__Records from a collection__:

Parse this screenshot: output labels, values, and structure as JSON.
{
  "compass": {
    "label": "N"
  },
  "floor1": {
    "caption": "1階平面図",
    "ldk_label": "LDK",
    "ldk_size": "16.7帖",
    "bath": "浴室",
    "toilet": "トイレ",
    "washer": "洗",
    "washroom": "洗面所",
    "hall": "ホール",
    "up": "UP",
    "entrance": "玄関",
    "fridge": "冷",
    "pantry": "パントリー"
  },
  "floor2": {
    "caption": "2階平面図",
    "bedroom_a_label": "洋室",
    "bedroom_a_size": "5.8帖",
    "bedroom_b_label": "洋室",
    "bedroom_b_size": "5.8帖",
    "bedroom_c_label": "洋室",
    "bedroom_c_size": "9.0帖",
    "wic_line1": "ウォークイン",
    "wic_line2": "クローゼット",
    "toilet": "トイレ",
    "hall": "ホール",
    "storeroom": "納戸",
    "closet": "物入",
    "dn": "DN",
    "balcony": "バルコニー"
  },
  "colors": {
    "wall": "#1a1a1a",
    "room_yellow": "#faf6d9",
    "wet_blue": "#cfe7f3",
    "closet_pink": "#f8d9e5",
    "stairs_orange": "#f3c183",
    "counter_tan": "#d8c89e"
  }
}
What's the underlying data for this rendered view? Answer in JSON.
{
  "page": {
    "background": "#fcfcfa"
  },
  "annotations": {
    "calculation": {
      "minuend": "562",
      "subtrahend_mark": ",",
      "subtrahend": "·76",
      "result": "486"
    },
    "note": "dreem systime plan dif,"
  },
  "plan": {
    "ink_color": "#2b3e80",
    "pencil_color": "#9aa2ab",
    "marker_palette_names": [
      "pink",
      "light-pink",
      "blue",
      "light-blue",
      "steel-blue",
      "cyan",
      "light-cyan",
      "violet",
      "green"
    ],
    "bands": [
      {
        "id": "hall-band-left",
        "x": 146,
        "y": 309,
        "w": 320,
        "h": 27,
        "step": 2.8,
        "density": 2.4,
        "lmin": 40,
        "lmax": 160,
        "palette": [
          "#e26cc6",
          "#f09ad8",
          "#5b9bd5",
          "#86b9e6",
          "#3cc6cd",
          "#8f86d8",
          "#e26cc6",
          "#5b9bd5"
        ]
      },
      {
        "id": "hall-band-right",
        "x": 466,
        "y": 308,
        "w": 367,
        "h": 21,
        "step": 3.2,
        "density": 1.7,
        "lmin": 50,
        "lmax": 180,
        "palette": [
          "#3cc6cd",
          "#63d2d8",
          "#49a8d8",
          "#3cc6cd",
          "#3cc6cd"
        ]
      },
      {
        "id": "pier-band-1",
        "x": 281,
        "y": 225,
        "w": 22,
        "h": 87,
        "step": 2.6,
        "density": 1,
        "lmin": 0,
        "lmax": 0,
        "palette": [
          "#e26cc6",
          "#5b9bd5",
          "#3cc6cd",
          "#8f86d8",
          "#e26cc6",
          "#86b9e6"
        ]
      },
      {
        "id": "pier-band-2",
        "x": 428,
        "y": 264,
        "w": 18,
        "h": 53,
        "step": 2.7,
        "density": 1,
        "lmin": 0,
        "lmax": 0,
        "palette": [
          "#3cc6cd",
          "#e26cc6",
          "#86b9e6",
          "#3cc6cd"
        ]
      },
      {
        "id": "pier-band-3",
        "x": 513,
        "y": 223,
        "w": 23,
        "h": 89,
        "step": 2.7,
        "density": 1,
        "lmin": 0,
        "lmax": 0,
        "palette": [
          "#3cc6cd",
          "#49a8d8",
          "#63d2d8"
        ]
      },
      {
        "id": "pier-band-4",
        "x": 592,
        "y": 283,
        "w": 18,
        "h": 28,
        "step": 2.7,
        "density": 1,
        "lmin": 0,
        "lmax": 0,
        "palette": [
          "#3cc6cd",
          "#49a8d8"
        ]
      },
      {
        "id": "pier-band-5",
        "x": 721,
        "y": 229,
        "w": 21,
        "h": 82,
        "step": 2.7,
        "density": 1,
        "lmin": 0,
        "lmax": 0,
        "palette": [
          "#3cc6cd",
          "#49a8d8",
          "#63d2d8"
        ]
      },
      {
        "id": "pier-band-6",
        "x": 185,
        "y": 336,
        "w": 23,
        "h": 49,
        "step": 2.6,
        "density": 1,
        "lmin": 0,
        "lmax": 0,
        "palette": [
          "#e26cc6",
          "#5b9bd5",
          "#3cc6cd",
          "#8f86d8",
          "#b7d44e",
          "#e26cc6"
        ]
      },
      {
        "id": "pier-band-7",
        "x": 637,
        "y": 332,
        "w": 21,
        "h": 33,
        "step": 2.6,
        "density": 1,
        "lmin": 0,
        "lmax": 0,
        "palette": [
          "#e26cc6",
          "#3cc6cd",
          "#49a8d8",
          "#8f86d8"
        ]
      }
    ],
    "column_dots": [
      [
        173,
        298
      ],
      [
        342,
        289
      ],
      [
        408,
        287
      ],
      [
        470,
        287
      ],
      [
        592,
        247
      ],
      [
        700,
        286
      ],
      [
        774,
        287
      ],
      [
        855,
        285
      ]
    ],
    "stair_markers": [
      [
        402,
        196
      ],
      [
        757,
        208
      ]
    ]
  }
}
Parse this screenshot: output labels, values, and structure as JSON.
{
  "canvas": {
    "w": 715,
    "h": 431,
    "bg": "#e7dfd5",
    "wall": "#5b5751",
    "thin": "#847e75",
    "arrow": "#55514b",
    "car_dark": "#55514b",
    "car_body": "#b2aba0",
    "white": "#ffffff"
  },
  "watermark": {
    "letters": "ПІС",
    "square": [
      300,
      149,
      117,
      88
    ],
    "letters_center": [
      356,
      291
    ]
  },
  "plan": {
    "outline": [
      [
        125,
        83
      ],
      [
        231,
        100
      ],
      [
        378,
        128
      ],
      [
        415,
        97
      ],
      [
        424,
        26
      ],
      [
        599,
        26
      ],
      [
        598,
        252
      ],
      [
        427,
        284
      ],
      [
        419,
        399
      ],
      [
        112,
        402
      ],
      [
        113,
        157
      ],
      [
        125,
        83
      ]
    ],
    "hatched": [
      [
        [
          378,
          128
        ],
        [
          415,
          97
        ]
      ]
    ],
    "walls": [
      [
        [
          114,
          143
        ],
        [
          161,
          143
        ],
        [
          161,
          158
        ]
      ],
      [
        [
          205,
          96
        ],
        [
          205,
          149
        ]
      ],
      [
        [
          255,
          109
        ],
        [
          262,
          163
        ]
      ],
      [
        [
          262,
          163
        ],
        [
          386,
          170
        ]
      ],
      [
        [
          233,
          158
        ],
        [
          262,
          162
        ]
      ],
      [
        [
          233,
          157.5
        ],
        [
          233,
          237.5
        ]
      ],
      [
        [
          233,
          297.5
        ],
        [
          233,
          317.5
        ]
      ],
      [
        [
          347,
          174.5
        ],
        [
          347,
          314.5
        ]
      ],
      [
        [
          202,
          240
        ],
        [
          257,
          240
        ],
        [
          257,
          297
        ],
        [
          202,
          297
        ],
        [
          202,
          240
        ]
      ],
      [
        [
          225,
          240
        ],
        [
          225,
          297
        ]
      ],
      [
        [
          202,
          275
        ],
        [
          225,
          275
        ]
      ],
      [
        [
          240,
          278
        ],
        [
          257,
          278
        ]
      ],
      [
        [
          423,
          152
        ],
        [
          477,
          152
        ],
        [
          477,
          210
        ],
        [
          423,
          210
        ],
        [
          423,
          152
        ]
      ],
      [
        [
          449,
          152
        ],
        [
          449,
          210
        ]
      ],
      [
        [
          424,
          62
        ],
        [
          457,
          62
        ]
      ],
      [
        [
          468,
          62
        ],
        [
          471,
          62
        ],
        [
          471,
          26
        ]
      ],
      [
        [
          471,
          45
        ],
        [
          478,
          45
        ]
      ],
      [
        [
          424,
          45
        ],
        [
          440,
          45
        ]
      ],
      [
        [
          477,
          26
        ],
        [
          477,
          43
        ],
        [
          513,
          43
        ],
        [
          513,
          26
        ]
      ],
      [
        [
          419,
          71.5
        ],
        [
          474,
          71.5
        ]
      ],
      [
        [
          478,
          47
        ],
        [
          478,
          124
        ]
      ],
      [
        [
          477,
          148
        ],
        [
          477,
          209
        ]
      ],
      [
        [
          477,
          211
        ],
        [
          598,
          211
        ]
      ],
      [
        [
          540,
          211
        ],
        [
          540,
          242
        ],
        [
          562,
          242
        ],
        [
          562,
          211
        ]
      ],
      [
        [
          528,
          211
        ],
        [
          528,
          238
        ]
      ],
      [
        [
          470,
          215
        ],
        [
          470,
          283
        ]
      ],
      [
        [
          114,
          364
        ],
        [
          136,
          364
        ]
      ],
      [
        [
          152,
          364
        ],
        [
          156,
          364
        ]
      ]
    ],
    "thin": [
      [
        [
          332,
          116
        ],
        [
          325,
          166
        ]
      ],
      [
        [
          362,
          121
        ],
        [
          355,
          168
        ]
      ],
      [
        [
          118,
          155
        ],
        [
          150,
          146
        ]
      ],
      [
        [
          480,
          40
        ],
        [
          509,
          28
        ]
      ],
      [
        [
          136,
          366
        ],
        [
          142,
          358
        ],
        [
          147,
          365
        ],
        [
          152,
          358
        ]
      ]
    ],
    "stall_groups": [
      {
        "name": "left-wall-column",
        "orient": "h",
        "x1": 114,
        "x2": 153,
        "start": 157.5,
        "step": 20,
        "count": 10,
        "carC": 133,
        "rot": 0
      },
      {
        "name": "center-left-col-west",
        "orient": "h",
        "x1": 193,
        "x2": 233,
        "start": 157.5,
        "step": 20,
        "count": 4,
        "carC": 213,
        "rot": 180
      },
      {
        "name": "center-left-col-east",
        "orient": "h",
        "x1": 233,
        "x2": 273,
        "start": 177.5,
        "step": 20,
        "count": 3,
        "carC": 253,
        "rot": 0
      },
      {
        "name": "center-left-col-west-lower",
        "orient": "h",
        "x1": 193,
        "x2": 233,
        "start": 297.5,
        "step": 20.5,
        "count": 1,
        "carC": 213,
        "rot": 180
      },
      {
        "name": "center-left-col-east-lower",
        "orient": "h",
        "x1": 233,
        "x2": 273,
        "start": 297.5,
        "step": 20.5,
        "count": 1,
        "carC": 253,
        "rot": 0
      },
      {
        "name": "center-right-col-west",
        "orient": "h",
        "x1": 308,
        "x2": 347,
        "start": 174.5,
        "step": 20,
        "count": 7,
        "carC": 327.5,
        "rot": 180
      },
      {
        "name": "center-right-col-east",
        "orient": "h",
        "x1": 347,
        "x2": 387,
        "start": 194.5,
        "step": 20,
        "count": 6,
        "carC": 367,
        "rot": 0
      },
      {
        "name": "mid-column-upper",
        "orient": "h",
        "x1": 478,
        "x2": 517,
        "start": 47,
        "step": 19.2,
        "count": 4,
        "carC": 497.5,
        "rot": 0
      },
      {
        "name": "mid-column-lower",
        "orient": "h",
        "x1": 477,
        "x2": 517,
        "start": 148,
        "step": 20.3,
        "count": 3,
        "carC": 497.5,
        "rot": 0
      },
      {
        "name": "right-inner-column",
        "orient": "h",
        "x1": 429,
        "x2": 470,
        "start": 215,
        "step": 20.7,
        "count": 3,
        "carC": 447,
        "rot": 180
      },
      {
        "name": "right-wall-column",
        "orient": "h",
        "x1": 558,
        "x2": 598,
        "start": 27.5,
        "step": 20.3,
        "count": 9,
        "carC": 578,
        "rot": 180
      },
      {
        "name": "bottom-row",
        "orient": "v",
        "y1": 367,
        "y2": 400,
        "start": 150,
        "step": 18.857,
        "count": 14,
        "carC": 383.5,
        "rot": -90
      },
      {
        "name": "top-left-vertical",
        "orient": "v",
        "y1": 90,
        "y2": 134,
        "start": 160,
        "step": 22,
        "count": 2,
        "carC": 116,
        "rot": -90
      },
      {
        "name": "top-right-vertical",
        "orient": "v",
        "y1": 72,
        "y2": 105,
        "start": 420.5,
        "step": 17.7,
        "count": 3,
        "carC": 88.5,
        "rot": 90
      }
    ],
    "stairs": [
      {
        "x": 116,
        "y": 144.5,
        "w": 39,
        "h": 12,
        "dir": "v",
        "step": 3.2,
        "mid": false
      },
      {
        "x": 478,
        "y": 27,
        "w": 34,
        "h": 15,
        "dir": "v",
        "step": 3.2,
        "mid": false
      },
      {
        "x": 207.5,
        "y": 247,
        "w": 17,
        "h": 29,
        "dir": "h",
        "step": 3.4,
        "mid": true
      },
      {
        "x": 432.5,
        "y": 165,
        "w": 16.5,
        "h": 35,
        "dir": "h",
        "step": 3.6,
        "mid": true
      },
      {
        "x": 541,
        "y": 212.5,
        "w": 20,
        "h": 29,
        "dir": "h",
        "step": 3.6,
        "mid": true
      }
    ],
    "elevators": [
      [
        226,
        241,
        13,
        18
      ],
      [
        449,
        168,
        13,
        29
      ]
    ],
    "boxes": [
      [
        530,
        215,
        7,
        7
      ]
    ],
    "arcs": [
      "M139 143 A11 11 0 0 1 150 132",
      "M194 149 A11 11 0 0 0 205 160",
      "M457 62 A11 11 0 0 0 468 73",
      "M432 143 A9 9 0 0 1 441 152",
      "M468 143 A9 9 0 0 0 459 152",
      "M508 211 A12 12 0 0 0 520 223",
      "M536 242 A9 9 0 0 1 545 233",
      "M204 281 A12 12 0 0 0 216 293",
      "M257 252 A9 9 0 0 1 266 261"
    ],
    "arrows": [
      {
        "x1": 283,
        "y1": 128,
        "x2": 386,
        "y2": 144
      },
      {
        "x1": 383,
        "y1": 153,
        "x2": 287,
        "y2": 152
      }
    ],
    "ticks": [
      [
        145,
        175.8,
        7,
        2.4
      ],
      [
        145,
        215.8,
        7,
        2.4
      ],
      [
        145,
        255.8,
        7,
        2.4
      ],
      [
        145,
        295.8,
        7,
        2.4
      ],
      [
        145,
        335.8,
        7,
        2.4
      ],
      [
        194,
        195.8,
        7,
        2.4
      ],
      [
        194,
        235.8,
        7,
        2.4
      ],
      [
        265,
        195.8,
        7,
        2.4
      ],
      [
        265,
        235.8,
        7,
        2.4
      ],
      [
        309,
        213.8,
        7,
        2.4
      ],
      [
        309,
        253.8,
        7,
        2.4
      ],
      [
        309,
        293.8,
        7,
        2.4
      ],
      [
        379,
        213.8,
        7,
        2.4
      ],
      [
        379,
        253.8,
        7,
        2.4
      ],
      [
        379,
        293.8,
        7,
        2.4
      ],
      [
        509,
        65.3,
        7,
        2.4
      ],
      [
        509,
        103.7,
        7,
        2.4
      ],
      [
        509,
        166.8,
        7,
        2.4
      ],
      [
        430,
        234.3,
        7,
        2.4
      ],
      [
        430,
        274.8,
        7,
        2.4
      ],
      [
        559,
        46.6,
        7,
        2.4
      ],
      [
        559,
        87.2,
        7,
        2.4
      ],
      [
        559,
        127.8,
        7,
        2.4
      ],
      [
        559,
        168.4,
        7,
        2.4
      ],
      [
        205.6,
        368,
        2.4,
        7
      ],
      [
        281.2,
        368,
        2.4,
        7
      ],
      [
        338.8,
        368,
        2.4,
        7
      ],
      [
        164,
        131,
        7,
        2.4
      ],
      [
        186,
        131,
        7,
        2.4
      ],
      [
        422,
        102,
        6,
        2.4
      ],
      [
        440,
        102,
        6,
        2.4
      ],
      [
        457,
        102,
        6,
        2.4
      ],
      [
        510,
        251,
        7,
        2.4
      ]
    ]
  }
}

__THE EXERCISE__: Copy out every line that includes the word "hall".

__RESULT OF THE EXERCISE__:
    "hall": "ホール",
    "hall": "ホール",
        "id": "hall-band-left",
        "id": "hall-band-right",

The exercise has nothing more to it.